● **Given exercise**: Write the listing below out again exactly, dropping the images.

★ ★ ★

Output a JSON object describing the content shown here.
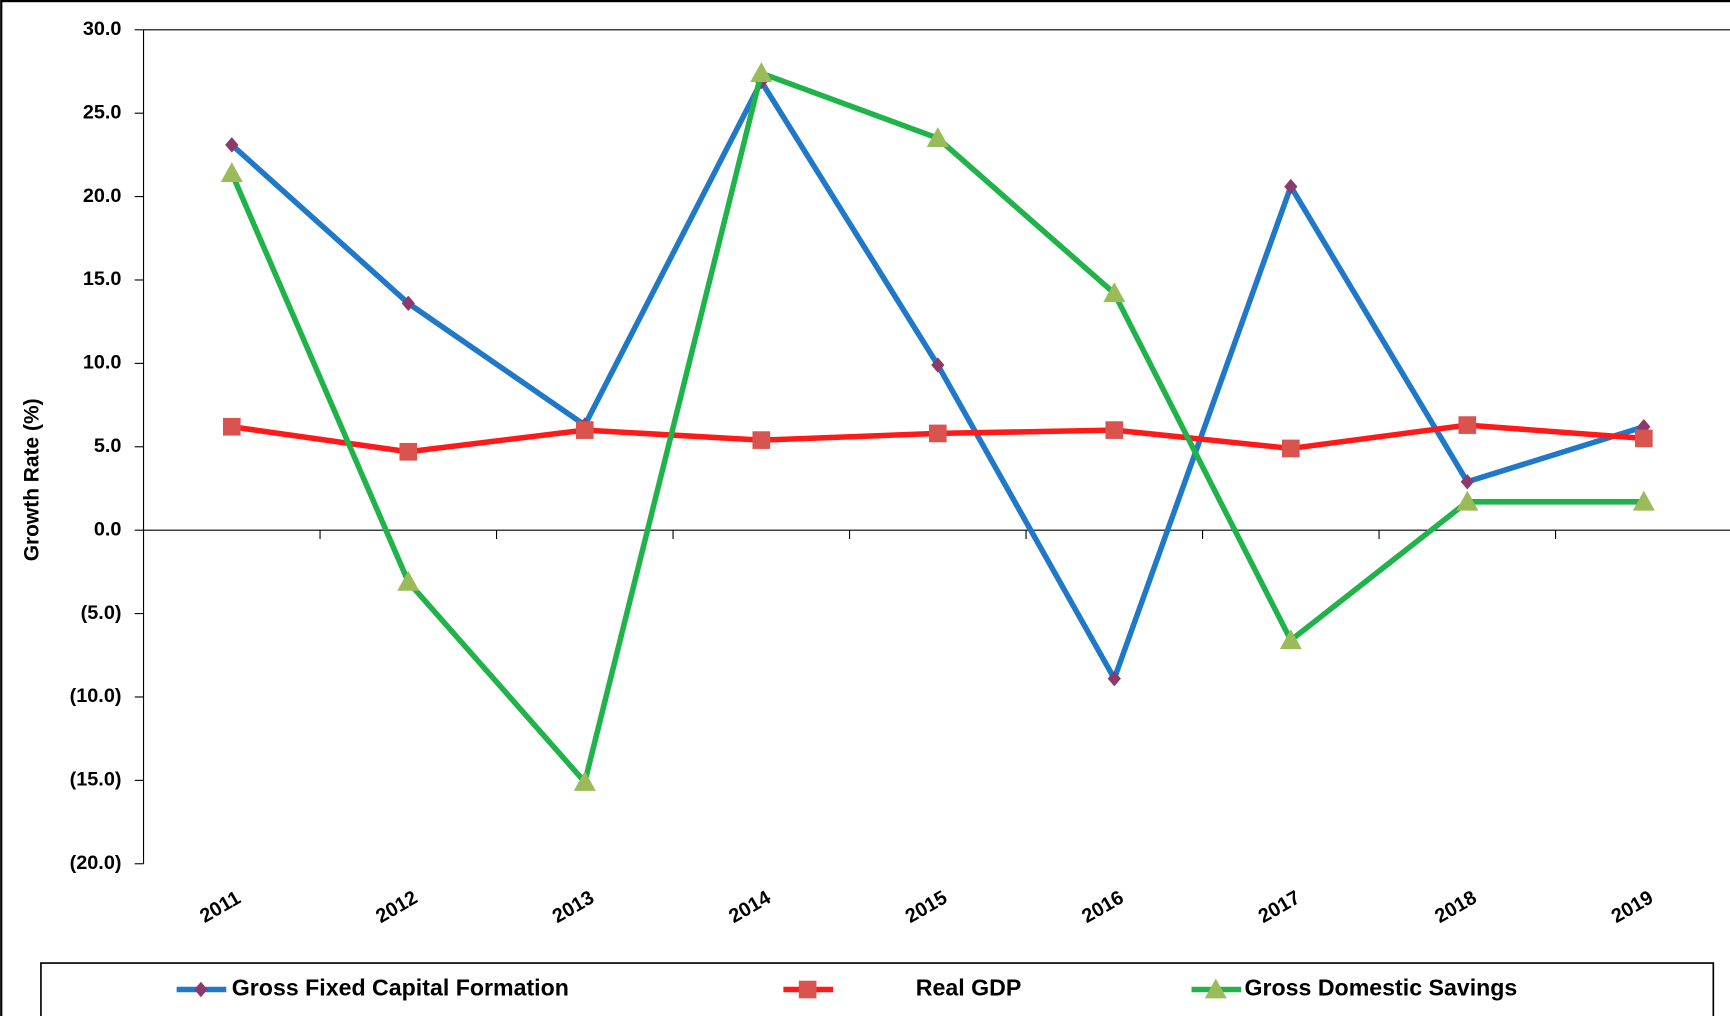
{
  "chart_data": {
    "type": "line",
    "y_label": "Growth Rate (%)",
    "categories": [
      "2011",
      "2012",
      "2013",
      "2014",
      "2015",
      "2016",
      "2017",
      "2018",
      "2019"
    ],
    "series": [
      {
        "name": "Gross Fixed Capital Formation",
        "color": "#1f78c8",
        "marker": "diamond",
        "marker_color": "#8b3a6b",
        "values": [
          23.1,
          13.6,
          6.3,
          26.9,
          9.9,
          -8.9,
          20.6,
          2.9,
          6.2
        ]
      },
      {
        "name": "Real GDP",
        "color": "#ff1a1a",
        "marker": "square",
        "marker_color": "#d9534f",
        "values": [
          6.2,
          4.7,
          6.0,
          5.4,
          5.8,
          6.0,
          4.9,
          6.3,
          5.5
        ]
      },
      {
        "name": "Gross Domestic Savings",
        "color": "#1fb34a",
        "marker": "triangle",
        "marker_color": "#9bbb59",
        "values": [
          21.4,
          -3.1,
          -15.1,
          27.4,
          23.5,
          14.2,
          -6.6,
          1.7,
          1.7
        ]
      }
    ],
    "ylim": [
      -20,
      30
    ],
    "yticks": [
      {
        "value": -20,
        "label": "(20.0)"
      },
      {
        "value": -15,
        "label": "(15.0)"
      },
      {
        "value": -10,
        "label": "(10.0)"
      },
      {
        "value": -5,
        "label": "(5.0)"
      },
      {
        "value": 0,
        "label": "0.0"
      },
      {
        "value": 5,
        "label": "5.0"
      },
      {
        "value": 10,
        "label": "10.0"
      },
      {
        "value": 15,
        "label": "15.0"
      },
      {
        "value": 20,
        "label": "20.0"
      },
      {
        "value": 25,
        "label": "25.0"
      },
      {
        "value": 30,
        "label": "30.0"
      }
    ],
    "grid": false,
    "legend": "bottom"
  }
}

★ ★ ★

● **Response**:
Output a JSON object describing the content shown here.
{
  "chart_data": {
    "type": "line",
    "y_label": "Growth Rate (%)",
    "categories": [
      "2011",
      "2012",
      "2013",
      "2014",
      "2015",
      "2016",
      "2017",
      "2018",
      "2019"
    ],
    "series": [
      {
        "name": "Gross Fixed Capital Formation",
        "color": "#1f78c8",
        "marker": "diamond",
        "marker_color": "#8b3a6b",
        "values": [
          23.1,
          13.6,
          6.3,
          26.9,
          9.9,
          -8.9,
          20.6,
          2.9,
          6.2
        ]
      },
      {
        "name": "Real GDP",
        "color": "#ff1a1a",
        "marker": "square",
        "marker_color": "#d9534f",
        "values": [
          6.2,
          4.7,
          6.0,
          5.4,
          5.8,
          6.0,
          4.9,
          6.3,
          5.5
        ]
      },
      {
        "name": "Gross Domestic Savings",
        "color": "#1fb34a",
        "marker": "triangle",
        "marker_color": "#9bbb59",
        "values": [
          21.4,
          -3.1,
          -15.1,
          27.4,
          23.5,
          14.2,
          -6.6,
          1.7,
          1.7
        ]
      }
    ],
    "ylim": [
      -20,
      30
    ],
    "yticks": [
      {
        "value": -20,
        "label": "(20.0)"
      },
      {
        "value": -15,
        "label": "(15.0)"
      },
      {
        "value": -10,
        "label": "(10.0)"
      },
      {
        "value": -5,
        "label": "(5.0)"
      },
      {
        "value": 0,
        "label": "0.0"
      },
      {
        "value": 5,
        "label": "5.0"
      },
      {
        "value": 10,
        "label": "10.0"
      },
      {
        "value": 15,
        "label": "15.0"
      },
      {
        "value": 20,
        "label": "20.0"
      },
      {
        "value": 25,
        "label": "25.0"
      },
      {
        "value": 30,
        "label": "30.0"
      }
    ],
    "grid": false,
    "legend": "bottom"
  }
}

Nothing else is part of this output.